Segment Start: DATA SHOWN

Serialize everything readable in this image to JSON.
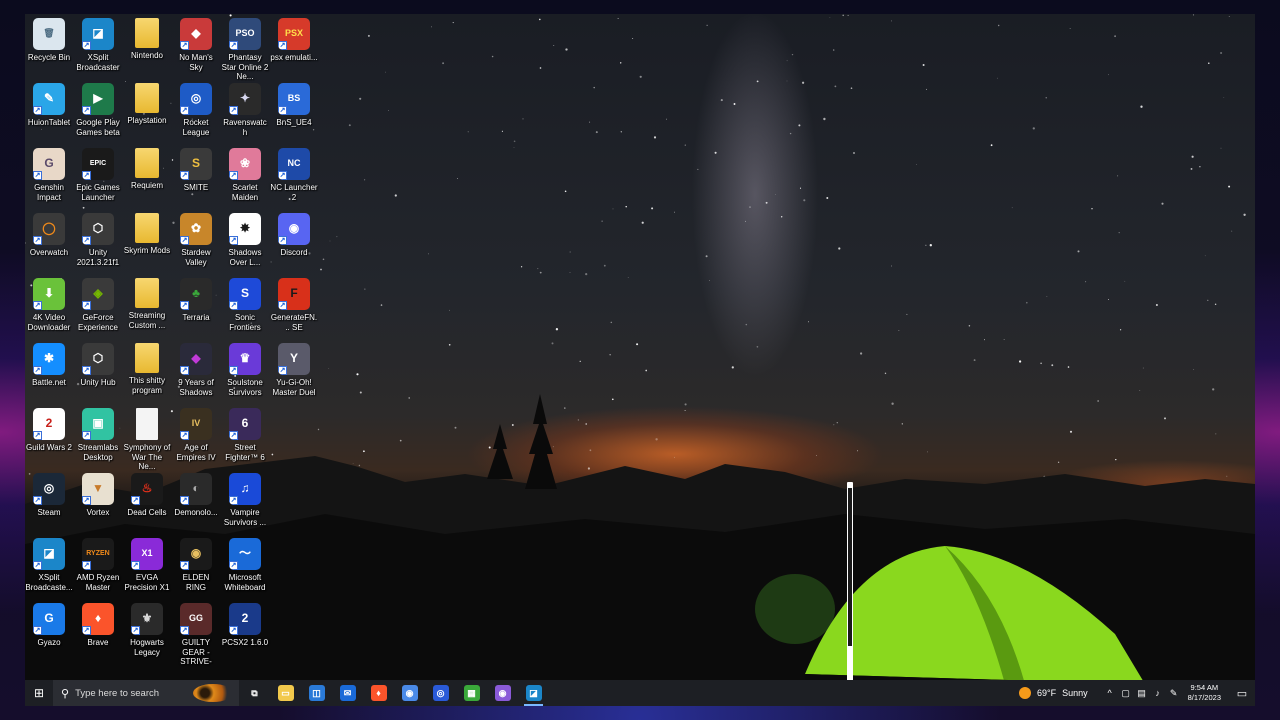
{
  "desktop": {
    "icons": [
      {
        "label": "Recycle Bin",
        "icon": "recycle-bin-icon",
        "glyph": "🗑",
        "color": "#dbe6ee",
        "fg": "#4a6a80",
        "shortcut": false
      },
      {
        "label": "XSplit Broadcaster",
        "icon": "xsplit-icon",
        "glyph": "◪",
        "color": "#1b86c9",
        "fg": "#ffffff",
        "shortcut": true
      },
      {
        "label": "Nintendo",
        "icon": "folder-icon",
        "glyph": "",
        "color": "#f2c94c",
        "fg": "#ffffff",
        "shortcut": false
      },
      {
        "label": "No Man's Sky",
        "icon": "no-mans-sky-icon",
        "glyph": "◆",
        "color": "#c93a3a",
        "fg": "#ffffff",
        "shortcut": true
      },
      {
        "label": "Phantasy Star Online 2 Ne...",
        "icon": "pso2-icon",
        "glyph": "PSO",
        "color": "#2f4a7a",
        "fg": "#ffffff",
        "shortcut": true
      },
      {
        "label": "psx emulati...",
        "icon": "psx-icon",
        "glyph": "PSX",
        "color": "#d63a2a",
        "fg": "#ffe04a",
        "shortcut": true
      },
      {
        "label": "HuionTablet",
        "icon": "huion-icon",
        "glyph": "✎",
        "color": "#2aa6e8",
        "fg": "#ffffff",
        "shortcut": true
      },
      {
        "label": "Google Play Games beta",
        "icon": "google-play-games-icon",
        "glyph": "▶",
        "color": "#1e7a4a",
        "fg": "#ffffff",
        "shortcut": true
      },
      {
        "label": "Playstation",
        "icon": "folder-icon",
        "glyph": "",
        "color": "#f2c94c",
        "fg": "#ffffff",
        "shortcut": false
      },
      {
        "label": "Rocket League",
        "icon": "rocket-league-icon",
        "glyph": "◎",
        "color": "#1e5bc6",
        "fg": "#ffffff",
        "shortcut": true
      },
      {
        "label": "Ravenswatch",
        "icon": "ravenswatch-icon",
        "glyph": "✦",
        "color": "#2a2a2a",
        "fg": "#d8d8f0",
        "shortcut": true
      },
      {
        "label": "BnS_UE4",
        "icon": "bns-icon",
        "glyph": "BS",
        "color": "#2a6ad8",
        "fg": "#ffffff",
        "shortcut": true
      },
      {
        "label": "Genshin Impact",
        "icon": "genshin-icon",
        "glyph": "G",
        "color": "#e8d8c8",
        "fg": "#5a4a6a",
        "shortcut": true
      },
      {
        "label": "Epic Games Launcher",
        "icon": "epic-games-icon",
        "glyph": "EPIC",
        "color": "#1a1a1a",
        "fg": "#ffffff",
        "shortcut": true
      },
      {
        "label": "Requiem",
        "icon": "folder-icon",
        "glyph": "",
        "color": "#f2c94c",
        "fg": "#ffffff",
        "shortcut": false
      },
      {
        "label": "SMITE",
        "icon": "smite-icon",
        "glyph": "S",
        "color": "#3a3a3a",
        "fg": "#f0c040",
        "shortcut": true
      },
      {
        "label": "Scarlet Maiden",
        "icon": "scarlet-maiden-icon",
        "glyph": "❀",
        "color": "#e07a9a",
        "fg": "#ffffff",
        "shortcut": true
      },
      {
        "label": "NC Launcher 2",
        "icon": "nc-launcher-icon",
        "glyph": "NC",
        "color": "#1e4aa8",
        "fg": "#ffffff",
        "shortcut": true
      },
      {
        "label": "Overwatch",
        "icon": "overwatch-icon",
        "glyph": "◯",
        "color": "#3a3a3a",
        "fg": "#f08a1a",
        "shortcut": true
      },
      {
        "label": "Unity 2021.3.21f1",
        "icon": "unity-icon",
        "glyph": "⬡",
        "color": "#3a3a3a",
        "fg": "#ffffff",
        "shortcut": true
      },
      {
        "label": "Skyrim Mods",
        "icon": "folder-icon",
        "glyph": "",
        "color": "#f2c94c",
        "fg": "#ffffff",
        "shortcut": false
      },
      {
        "label": "Stardew Valley",
        "icon": "stardew-icon",
        "glyph": "✿",
        "color": "#c8862a",
        "fg": "#ffffff",
        "shortcut": true
      },
      {
        "label": "Shadows Over L...",
        "icon": "shadows-icon",
        "glyph": "✸",
        "color": "#ffffff",
        "fg": "#1a1a1a",
        "shortcut": true
      },
      {
        "label": "Discord",
        "icon": "discord-icon",
        "glyph": "◉",
        "color": "#5865f2",
        "fg": "#ffffff",
        "shortcut": true
      },
      {
        "label": "4K Video Downloader",
        "icon": "4k-downloader-icon",
        "glyph": "⬇",
        "color": "#6ac23a",
        "fg": "#ffffff",
        "shortcut": true
      },
      {
        "label": "GeForce Experience",
        "icon": "geforce-icon",
        "glyph": "◈",
        "color": "#3a3a3a",
        "fg": "#76b900",
        "shortcut": true
      },
      {
        "label": "Streaming Custom ...",
        "icon": "folder-icon",
        "glyph": "",
        "color": "#f2c94c",
        "fg": "#ffffff",
        "shortcut": false
      },
      {
        "label": "Terraria",
        "icon": "terraria-icon",
        "glyph": "♣",
        "color": "#2a2a2a",
        "fg": "#3aa83a",
        "shortcut": true
      },
      {
        "label": "Sonic Frontiers",
        "icon": "sonic-icon",
        "glyph": "S",
        "color": "#1e4ad8",
        "fg": "#ffffff",
        "shortcut": true
      },
      {
        "label": "GenerateFN... SE",
        "icon": "generatefn-icon",
        "glyph": "F",
        "color": "#d8301a",
        "fg": "#1a1a1a",
        "shortcut": true
      },
      {
        "label": "Battle.net",
        "icon": "battlenet-icon",
        "glyph": "✱",
        "color": "#148eff",
        "fg": "#ffffff",
        "shortcut": true
      },
      {
        "label": "Unity Hub",
        "icon": "unity-hub-icon",
        "glyph": "⬡",
        "color": "#3a3a3a",
        "fg": "#ffffff",
        "shortcut": true
      },
      {
        "label": "This shitty program",
        "icon": "folder-icon",
        "glyph": "",
        "color": "#f2c94c",
        "fg": "#ffffff",
        "shortcut": false
      },
      {
        "label": "9 Years of Shadows",
        "icon": "9-years-icon",
        "glyph": "◆",
        "color": "#2a2a3a",
        "fg": "#c03ad8",
        "shortcut": true
      },
      {
        "label": "Soulstone Survivors",
        "icon": "soulstone-icon",
        "glyph": "♛",
        "color": "#6a3ad8",
        "fg": "#ffffff",
        "shortcut": true
      },
      {
        "label": "Yu-Gi-Oh! Master Duel",
        "icon": "yugioh-icon",
        "glyph": "Y",
        "color": "#5a5a6a",
        "fg": "#ffffff",
        "shortcut": true
      },
      {
        "label": "Guild Wars 2",
        "icon": "guild-wars-icon",
        "glyph": "2",
        "color": "#ffffff",
        "fg": "#c8201a",
        "shortcut": true
      },
      {
        "label": "Streamlabs Desktop",
        "icon": "streamlabs-icon",
        "glyph": "▣",
        "color": "#31c3a2",
        "fg": "#ffffff",
        "shortcut": true
      },
      {
        "label": "Symphony of War The Ne...",
        "icon": "document-icon",
        "glyph": "",
        "color": "#f4f4f4",
        "fg": "#aaaaaa",
        "shortcut": false
      },
      {
        "label": "Age of Empires IV",
        "icon": "age-of-empires-icon",
        "glyph": "IV",
        "color": "#3a3020",
        "fg": "#e8c060",
        "shortcut": true
      },
      {
        "label": "Street Fighter™ 6",
        "icon": "street-fighter-icon",
        "glyph": "6",
        "color": "#3a2a5a",
        "fg": "#ffffff",
        "shortcut": true
      },
      {
        "label": "",
        "icon": "empty-slot",
        "glyph": "",
        "color": "",
        "fg": "",
        "shortcut": false
      },
      {
        "label": "Steam",
        "icon": "steam-icon",
        "glyph": "◎",
        "color": "#1b2838",
        "fg": "#ffffff",
        "shortcut": true
      },
      {
        "label": "Vortex",
        "icon": "vortex-icon",
        "glyph": "▼",
        "color": "#e8e0d0",
        "fg": "#c87a2a",
        "shortcut": true
      },
      {
        "label": "Dead Cells",
        "icon": "dead-cells-icon",
        "glyph": "♨",
        "color": "#1a1a1a",
        "fg": "#e8301a",
        "shortcut": true
      },
      {
        "label": "Demonolo...",
        "icon": "demonologist-icon",
        "glyph": "◐",
        "color": "#2a2a2a",
        "fg": "#aaaaaa",
        "shortcut": true
      },
      {
        "label": "Vampire Survivors ...",
        "icon": "music-note-icon",
        "glyph": "♫",
        "color": "#1a4ad8",
        "fg": "#ffffff",
        "shortcut": true
      },
      {
        "label": "",
        "icon": "empty-slot",
        "glyph": "",
        "color": "",
        "fg": "",
        "shortcut": false
      },
      {
        "label": "XSplit Broadcaste...",
        "icon": "xsplit-icon",
        "glyph": "◪",
        "color": "#1b86c9",
        "fg": "#ffffff",
        "shortcut": true
      },
      {
        "label": "AMD Ryzen Master",
        "icon": "ryzen-icon",
        "glyph": "RYZEN",
        "color": "#1a1a1a",
        "fg": "#f08a1a",
        "shortcut": true
      },
      {
        "label": "EVGA Precision X1",
        "icon": "evga-icon",
        "glyph": "X1",
        "color": "#8a2ad8",
        "fg": "#ffffff",
        "shortcut": true
      },
      {
        "label": "ELDEN RING",
        "icon": "elden-ring-icon",
        "glyph": "◉",
        "color": "#1a1a1a",
        "fg": "#e8c060",
        "shortcut": true
      },
      {
        "label": "Microsoft Whiteboard",
        "icon": "whiteboard-icon",
        "glyph": "〜",
        "color": "#1a6ad8",
        "fg": "#ffffff",
        "shortcut": true
      },
      {
        "label": "",
        "icon": "empty-slot",
        "glyph": "",
        "color": "",
        "fg": "",
        "shortcut": false
      },
      {
        "label": "Gyazo",
        "icon": "gyazo-icon",
        "glyph": "G",
        "color": "#1a7ae8",
        "fg": "#ffffff",
        "shortcut": true
      },
      {
        "label": "Brave",
        "icon": "brave-icon",
        "glyph": "♦",
        "color": "#fb542b",
        "fg": "#ffffff",
        "shortcut": true
      },
      {
        "label": "Hogwarts Legacy",
        "icon": "hogwarts-icon",
        "glyph": "⚜",
        "color": "#2a2a2a",
        "fg": "#d8d8d8",
        "shortcut": true
      },
      {
        "label": "GUILTY GEAR -STRIVE-",
        "icon": "guilty-gear-icon",
        "glyph": "GG",
        "color": "#5a2a2a",
        "fg": "#ffffff",
        "shortcut": true
      },
      {
        "label": "PCSX2 1.6.0",
        "icon": "pcsx2-icon",
        "glyph": "2",
        "color": "#1a3a8a",
        "fg": "#ffffff",
        "shortcut": true
      }
    ]
  },
  "taskbar": {
    "search_placeholder": "Type here to search",
    "pinned": [
      {
        "name": "task-view-icon",
        "glyph": "⧉",
        "color": "transparent",
        "active": false
      },
      {
        "name": "file-explorer-icon",
        "glyph": "▭",
        "color": "#f2c94c",
        "active": false
      },
      {
        "name": "microsoft-store-icon",
        "glyph": "◫",
        "color": "#2a7ad8",
        "active": false
      },
      {
        "name": "mail-icon",
        "glyph": "✉",
        "color": "#1a6ad8",
        "active": false
      },
      {
        "name": "brave-icon",
        "glyph": "♦",
        "color": "#fb542b",
        "active": false
      },
      {
        "name": "chrome-icon",
        "glyph": "◉",
        "color": "#4a8ae8",
        "active": false
      },
      {
        "name": "steam-icon",
        "glyph": "◎",
        "color": "#2a5ad8",
        "active": false
      },
      {
        "name": "minecraft-icon",
        "glyph": "▦",
        "color": "#3aa83a",
        "active": false
      },
      {
        "name": "discord-canary-icon",
        "glyph": "◉",
        "color": "#8a5ad8",
        "active": false
      },
      {
        "name": "xsplit-icon",
        "glyph": "◪",
        "color": "#1b86c9",
        "active": true
      }
    ],
    "weather": {
      "temp": "69°F",
      "condition": "Sunny"
    },
    "clock": {
      "time": "9:54 AM",
      "date": "8/17/2023"
    }
  }
}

Segment End: DATA SHOWN

In the records above, locate every line with the string "Survivors" and copy it.

### SOLVED PROBLEM
        "label": "Soulstone Survivors",
        "label": "Vampire Survivors ...",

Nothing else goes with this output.